Task: Show each line that has the string "年股票股利方案" in it.

(Data records)
══════════════════════════════
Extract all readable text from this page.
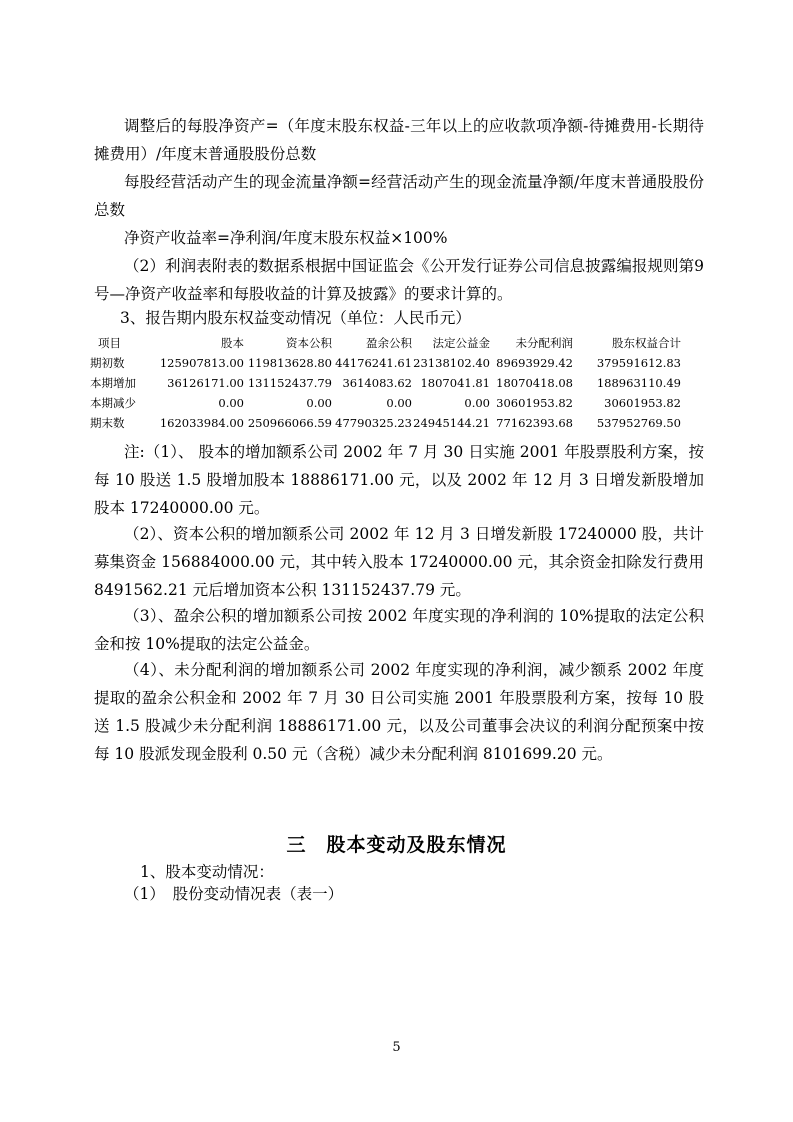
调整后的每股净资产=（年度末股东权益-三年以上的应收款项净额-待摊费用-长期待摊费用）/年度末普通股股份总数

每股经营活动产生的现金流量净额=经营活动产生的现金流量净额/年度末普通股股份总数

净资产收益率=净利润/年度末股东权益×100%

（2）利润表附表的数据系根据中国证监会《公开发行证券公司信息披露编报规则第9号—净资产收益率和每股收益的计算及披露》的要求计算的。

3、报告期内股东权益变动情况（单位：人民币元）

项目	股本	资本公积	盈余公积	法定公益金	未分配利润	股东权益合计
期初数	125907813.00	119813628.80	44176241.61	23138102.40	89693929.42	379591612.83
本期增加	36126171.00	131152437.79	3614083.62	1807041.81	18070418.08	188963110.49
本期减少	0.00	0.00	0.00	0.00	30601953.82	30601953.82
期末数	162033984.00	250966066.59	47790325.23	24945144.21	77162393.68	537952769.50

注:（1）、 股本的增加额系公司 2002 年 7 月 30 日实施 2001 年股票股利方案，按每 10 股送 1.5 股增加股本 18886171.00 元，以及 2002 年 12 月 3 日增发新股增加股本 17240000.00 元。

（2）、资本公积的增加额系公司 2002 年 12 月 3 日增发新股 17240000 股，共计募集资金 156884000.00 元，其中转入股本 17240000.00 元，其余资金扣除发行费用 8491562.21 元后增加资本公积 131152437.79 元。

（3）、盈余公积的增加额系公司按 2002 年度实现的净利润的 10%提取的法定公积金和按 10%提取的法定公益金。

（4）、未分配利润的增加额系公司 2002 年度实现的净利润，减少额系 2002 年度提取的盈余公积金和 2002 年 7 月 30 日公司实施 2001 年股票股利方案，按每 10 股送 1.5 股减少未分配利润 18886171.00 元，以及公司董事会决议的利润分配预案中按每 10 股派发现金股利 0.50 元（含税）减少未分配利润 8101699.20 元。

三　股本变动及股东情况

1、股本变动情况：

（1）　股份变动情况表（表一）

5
══════════════════════════════
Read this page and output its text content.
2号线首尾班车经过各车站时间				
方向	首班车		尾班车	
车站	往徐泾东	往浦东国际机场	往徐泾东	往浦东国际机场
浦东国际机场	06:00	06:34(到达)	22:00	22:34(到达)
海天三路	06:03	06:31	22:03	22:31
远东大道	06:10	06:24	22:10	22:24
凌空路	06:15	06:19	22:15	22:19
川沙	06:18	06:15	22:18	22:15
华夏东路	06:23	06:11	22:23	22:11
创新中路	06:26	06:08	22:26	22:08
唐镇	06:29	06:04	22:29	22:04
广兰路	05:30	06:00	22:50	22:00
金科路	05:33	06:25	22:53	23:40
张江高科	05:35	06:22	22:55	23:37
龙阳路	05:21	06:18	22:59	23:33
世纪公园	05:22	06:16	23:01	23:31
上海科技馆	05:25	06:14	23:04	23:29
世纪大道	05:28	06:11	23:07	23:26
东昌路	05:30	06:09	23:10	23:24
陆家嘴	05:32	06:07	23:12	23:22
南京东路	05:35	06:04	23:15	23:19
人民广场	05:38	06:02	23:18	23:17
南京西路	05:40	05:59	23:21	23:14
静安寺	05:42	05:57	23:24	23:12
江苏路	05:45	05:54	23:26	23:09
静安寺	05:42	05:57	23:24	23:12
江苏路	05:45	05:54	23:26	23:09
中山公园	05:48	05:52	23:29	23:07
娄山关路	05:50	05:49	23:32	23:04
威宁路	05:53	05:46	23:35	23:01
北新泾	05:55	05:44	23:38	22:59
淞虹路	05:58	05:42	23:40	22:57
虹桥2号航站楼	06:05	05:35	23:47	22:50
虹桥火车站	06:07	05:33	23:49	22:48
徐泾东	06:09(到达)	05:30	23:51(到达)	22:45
══════════════════════════════
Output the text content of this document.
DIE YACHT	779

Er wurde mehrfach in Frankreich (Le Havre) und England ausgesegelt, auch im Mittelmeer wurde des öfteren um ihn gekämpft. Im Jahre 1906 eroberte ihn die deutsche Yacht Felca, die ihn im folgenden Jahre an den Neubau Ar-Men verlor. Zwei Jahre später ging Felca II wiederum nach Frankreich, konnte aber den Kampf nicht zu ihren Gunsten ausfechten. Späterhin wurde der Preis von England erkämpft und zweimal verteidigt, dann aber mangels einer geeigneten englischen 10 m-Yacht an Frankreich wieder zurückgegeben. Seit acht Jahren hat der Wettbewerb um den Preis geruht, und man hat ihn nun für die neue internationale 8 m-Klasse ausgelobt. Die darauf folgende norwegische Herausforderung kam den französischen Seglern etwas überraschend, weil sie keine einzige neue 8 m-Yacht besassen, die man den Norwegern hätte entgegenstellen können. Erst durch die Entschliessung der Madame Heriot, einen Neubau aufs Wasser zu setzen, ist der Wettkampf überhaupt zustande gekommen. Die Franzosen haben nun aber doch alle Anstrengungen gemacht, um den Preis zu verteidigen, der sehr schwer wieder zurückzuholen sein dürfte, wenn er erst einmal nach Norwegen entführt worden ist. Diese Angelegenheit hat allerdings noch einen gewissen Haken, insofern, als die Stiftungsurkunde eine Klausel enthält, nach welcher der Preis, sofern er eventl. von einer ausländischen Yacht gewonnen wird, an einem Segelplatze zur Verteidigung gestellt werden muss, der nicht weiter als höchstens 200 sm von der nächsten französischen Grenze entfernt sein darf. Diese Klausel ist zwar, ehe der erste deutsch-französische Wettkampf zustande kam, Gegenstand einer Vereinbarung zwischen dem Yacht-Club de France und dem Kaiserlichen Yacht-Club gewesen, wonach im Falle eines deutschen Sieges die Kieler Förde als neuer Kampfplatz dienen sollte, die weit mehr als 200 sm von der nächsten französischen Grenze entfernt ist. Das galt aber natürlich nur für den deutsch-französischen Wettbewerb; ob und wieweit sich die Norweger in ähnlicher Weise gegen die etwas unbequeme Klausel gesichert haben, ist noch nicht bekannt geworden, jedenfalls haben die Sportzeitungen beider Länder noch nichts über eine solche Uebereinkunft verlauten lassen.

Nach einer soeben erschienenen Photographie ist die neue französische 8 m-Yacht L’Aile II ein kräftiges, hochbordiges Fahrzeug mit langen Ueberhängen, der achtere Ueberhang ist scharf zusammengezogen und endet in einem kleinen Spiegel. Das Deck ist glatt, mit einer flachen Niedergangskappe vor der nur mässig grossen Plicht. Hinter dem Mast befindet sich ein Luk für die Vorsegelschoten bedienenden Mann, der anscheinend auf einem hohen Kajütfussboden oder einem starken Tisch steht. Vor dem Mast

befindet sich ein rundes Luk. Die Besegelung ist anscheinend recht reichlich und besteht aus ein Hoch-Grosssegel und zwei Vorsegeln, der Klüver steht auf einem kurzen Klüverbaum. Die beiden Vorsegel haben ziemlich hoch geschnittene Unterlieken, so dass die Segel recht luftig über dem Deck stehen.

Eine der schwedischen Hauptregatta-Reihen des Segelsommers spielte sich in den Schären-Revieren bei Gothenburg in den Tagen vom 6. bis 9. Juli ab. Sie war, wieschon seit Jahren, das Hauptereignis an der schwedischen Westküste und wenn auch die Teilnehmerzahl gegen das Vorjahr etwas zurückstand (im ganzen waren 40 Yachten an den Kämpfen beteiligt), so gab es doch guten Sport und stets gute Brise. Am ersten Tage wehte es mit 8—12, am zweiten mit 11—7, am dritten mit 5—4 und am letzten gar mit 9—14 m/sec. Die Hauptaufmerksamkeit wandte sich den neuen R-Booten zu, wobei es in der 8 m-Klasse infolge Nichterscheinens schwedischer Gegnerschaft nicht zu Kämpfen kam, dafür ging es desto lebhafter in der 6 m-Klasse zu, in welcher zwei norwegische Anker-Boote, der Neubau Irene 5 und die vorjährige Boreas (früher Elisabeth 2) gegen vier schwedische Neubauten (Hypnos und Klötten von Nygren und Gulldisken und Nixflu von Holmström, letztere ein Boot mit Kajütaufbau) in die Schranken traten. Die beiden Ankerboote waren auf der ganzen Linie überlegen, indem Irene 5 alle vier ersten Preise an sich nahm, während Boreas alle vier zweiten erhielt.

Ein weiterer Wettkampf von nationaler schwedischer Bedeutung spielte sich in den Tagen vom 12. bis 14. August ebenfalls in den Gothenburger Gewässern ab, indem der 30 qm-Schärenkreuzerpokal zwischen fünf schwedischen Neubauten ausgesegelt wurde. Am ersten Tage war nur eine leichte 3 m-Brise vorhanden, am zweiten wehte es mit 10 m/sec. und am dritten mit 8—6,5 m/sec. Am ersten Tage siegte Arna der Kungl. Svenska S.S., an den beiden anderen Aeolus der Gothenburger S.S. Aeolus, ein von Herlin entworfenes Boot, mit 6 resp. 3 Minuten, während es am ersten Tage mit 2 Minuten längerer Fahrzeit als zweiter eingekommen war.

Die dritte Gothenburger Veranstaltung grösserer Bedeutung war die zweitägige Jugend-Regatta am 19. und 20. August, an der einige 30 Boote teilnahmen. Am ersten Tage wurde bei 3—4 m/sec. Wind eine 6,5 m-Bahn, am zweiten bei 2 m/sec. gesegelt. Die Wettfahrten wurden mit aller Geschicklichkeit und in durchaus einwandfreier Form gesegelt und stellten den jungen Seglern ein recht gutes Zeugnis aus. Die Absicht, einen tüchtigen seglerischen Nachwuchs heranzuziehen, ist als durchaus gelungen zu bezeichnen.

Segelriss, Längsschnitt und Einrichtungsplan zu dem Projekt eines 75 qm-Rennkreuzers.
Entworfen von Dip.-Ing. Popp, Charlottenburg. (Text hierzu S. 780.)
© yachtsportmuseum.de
══════════════════════════════
Completed task:
注:（1）、 股本的增加额系公司 2002 年 7 月 30 日实施 2001 年股票股利方案，按每 10 股送 1.5 股增加股本 18886171.00 元，以及 2002 年 12 月 3 日增发新股增加股本 17240000.00 元。
（4）、未分配利润的增加额系公司 2002 年度实现的净利润，减少额系 2002 年度提取的盈余公积金和 2002 年 7 月 30 日公司实施 2001 年股票股利方案，按每 10 股送 1.5 股减少未分配利润 18886171.00 元，以及公司董事会决议的利润分配预案中按每 10 股派发现金股利 0.50 元（含税）减少未分配利润 8101699.20 元。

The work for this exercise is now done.